→ Input data
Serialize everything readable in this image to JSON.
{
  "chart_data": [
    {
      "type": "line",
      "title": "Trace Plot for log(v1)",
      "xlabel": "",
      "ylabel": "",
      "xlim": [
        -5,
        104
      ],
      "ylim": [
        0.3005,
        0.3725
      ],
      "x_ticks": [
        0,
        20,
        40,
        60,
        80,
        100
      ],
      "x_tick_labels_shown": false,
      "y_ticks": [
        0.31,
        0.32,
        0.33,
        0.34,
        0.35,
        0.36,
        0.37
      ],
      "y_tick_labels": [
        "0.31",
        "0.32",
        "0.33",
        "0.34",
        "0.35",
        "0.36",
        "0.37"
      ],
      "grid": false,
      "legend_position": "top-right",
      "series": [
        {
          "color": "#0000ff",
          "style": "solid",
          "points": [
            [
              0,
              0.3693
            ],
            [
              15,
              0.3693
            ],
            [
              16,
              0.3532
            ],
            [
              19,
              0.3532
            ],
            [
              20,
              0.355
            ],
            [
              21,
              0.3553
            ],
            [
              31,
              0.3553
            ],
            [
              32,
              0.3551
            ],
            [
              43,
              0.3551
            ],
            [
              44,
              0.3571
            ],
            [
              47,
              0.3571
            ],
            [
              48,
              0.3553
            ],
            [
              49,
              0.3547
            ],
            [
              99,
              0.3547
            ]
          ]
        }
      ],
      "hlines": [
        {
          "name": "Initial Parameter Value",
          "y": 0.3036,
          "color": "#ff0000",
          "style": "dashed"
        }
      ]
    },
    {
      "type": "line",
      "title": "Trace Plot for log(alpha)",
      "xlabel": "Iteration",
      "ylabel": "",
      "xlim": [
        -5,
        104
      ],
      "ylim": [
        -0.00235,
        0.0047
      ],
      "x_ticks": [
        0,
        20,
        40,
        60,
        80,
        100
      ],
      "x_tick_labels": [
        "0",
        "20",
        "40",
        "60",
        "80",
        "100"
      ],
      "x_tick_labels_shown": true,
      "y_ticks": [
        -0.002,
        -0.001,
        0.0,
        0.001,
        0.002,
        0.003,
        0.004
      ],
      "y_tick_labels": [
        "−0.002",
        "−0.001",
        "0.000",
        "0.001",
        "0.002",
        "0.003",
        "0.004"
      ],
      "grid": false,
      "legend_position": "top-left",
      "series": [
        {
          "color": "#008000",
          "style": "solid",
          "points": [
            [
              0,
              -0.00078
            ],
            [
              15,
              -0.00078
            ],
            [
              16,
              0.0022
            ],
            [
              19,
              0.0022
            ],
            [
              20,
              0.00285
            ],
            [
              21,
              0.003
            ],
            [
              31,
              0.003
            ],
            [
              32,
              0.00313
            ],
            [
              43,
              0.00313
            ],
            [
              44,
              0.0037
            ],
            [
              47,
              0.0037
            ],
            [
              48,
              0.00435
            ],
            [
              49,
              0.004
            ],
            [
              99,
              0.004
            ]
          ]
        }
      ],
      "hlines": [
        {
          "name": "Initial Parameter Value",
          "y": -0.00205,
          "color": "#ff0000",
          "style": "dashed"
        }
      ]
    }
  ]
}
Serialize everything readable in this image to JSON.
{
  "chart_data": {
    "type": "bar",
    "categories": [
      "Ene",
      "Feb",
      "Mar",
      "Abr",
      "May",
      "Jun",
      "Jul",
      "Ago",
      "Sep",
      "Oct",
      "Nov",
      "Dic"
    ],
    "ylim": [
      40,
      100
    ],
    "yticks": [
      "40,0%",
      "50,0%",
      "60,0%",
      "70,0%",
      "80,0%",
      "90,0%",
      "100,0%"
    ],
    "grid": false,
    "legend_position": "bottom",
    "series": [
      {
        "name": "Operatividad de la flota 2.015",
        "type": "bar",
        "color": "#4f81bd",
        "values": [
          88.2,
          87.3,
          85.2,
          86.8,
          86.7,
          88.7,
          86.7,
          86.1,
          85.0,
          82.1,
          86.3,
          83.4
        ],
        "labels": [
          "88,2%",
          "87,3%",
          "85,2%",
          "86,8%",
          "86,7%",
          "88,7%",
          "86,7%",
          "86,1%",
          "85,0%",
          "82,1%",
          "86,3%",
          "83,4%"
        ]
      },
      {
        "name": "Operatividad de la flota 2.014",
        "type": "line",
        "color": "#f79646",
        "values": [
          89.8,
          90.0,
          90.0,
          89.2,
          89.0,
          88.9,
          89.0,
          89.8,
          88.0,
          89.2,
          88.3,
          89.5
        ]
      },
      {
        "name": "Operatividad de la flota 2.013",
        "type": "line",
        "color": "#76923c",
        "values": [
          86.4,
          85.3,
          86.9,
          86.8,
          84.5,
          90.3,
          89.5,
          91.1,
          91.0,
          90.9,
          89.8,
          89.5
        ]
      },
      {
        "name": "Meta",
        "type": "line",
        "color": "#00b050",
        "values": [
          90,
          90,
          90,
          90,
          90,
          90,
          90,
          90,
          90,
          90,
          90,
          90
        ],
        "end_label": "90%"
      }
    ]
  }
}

→ Problem to work on
Repeat the records above exactly, from the first line to the last.

→ Full solution
Serialize everything readable in this image to JSON.
{
  "chart_data": [
    {
      "type": "line",
      "title": "Trace Plot for log(v1)",
      "xlabel": "",
      "ylabel": "",
      "xlim": [
        -5,
        104
      ],
      "ylim": [
        0.3005,
        0.3725
      ],
      "x_ticks": [
        0,
        20,
        40,
        60,
        80,
        100
      ],
      "x_tick_labels_shown": false,
      "y_ticks": [
        0.31,
        0.32,
        0.33,
        0.34,
        0.35,
        0.36,
        0.37
      ],
      "y_tick_labels": [
        "0.31",
        "0.32",
        "0.33",
        "0.34",
        "0.35",
        "0.36",
        "0.37"
      ],
      "grid": false,
      "legend_position": "top-right",
      "series": [
        {
          "color": "#0000ff",
          "style": "solid",
          "points": [
            [
              0,
              0.3693
            ],
            [
              15,
              0.3693
            ],
            [
              16,
              0.3532
            ],
            [
              19,
              0.3532
            ],
            [
              20,
              0.355
            ],
            [
              21,
              0.3553
            ],
            [
              31,
              0.3553
            ],
            [
              32,
              0.3551
            ],
            [
              43,
              0.3551
            ],
            [
              44,
              0.3571
            ],
            [
              47,
              0.3571
            ],
            [
              48,
              0.3553
            ],
            [
              49,
              0.3547
            ],
            [
              99,
              0.3547
            ]
          ]
        }
      ],
      "hlines": [
        {
          "name": "Initial Parameter Value",
          "y": 0.3036,
          "color": "#ff0000",
          "style": "dashed"
        }
      ]
    },
    {
      "type": "line",
      "title": "Trace Plot for log(alpha)",
      "xlabel": "Iteration",
      "ylabel": "",
      "xlim": [
        -5,
        104
      ],
      "ylim": [
        -0.00235,
        0.0047
      ],
      "x_ticks": [
        0,
        20,
        40,
        60,
        80,
        100
      ],
      "x_tick_labels": [
        "0",
        "20",
        "40",
        "60",
        "80",
        "100"
      ],
      "x_tick_labels_shown": true,
      "y_ticks": [
        -0.002,
        -0.001,
        0.0,
        0.001,
        0.002,
        0.003,
        0.004
      ],
      "y_tick_labels": [
        "−0.002",
        "−0.001",
        "0.000",
        "0.001",
        "0.002",
        "0.003",
        "0.004"
      ],
      "grid": false,
      "legend_position": "top-left",
      "series": [
        {
          "color": "#008000",
          "style": "solid",
          "points": [
            [
              0,
              -0.00078
            ],
            [
              15,
              -0.00078
            ],
            [
              16,
              0.0022
            ],
            [
              19,
              0.0022
            ],
            [
              20,
              0.00285
            ],
            [
              21,
              0.003
            ],
            [
              31,
              0.003
            ],
            [
              32,
              0.00313
            ],
            [
              43,
              0.00313
            ],
            [
              44,
              0.0037
            ],
            [
              47,
              0.0037
            ],
            [
              48,
              0.00435
            ],
            [
              49,
              0.004
            ],
            [
              99,
              0.004
            ]
          ]
        }
      ],
      "hlines": [
        {
          "name": "Initial Parameter Value",
          "y": -0.00205,
          "color": "#ff0000",
          "style": "dashed"
        }
      ]
    }
  ]
}
Serialize everything readable in this image to JSON.
{
  "chart_data": {
    "type": "bar",
    "categories": [
      "Ene",
      "Feb",
      "Mar",
      "Abr",
      "May",
      "Jun",
      "Jul",
      "Ago",
      "Sep",
      "Oct",
      "Nov",
      "Dic"
    ],
    "ylim": [
      40,
      100
    ],
    "yticks": [
      "40,0%",
      "50,0%",
      "60,0%",
      "70,0%",
      "80,0%",
      "90,0%",
      "100,0%"
    ],
    "grid": false,
    "legend_position": "bottom",
    "series": [
      {
        "name": "Operatividad de la flota 2.015",
        "type": "bar",
        "color": "#4f81bd",
        "values": [
          88.2,
          87.3,
          85.2,
          86.8,
          86.7,
          88.7,
          86.7,
          86.1,
          85.0,
          82.1,
          86.3,
          83.4
        ],
        "labels": [
          "88,2%",
          "87,3%",
          "85,2%",
          "86,8%",
          "86,7%",
          "88,7%",
          "86,7%",
          "86,1%",
          "85,0%",
          "82,1%",
          "86,3%",
          "83,4%"
        ]
      },
      {
        "name": "Operatividad de la flota 2.014",
        "type": "line",
        "color": "#f79646",
        "values": [
          89.8,
          90.0,
          90.0,
          89.2,
          89.0,
          88.9,
          89.0,
          89.8,
          88.0,
          89.2,
          88.3,
          89.5
        ]
      },
      {
        "name": "Operatividad de la flota 2.013",
        "type": "line",
        "color": "#76923c",
        "values": [
          86.4,
          85.3,
          86.9,
          86.8,
          84.5,
          90.3,
          89.5,
          91.1,
          91.0,
          90.9,
          89.8,
          89.5
        ]
      },
      {
        "name": "Meta",
        "type": "line",
        "color": "#00b050",
        "values": [
          90,
          90,
          90,
          90,
          90,
          90,
          90,
          90,
          90,
          90,
          90,
          90
        ],
        "end_label": "90%"
      }
    ]
  }
}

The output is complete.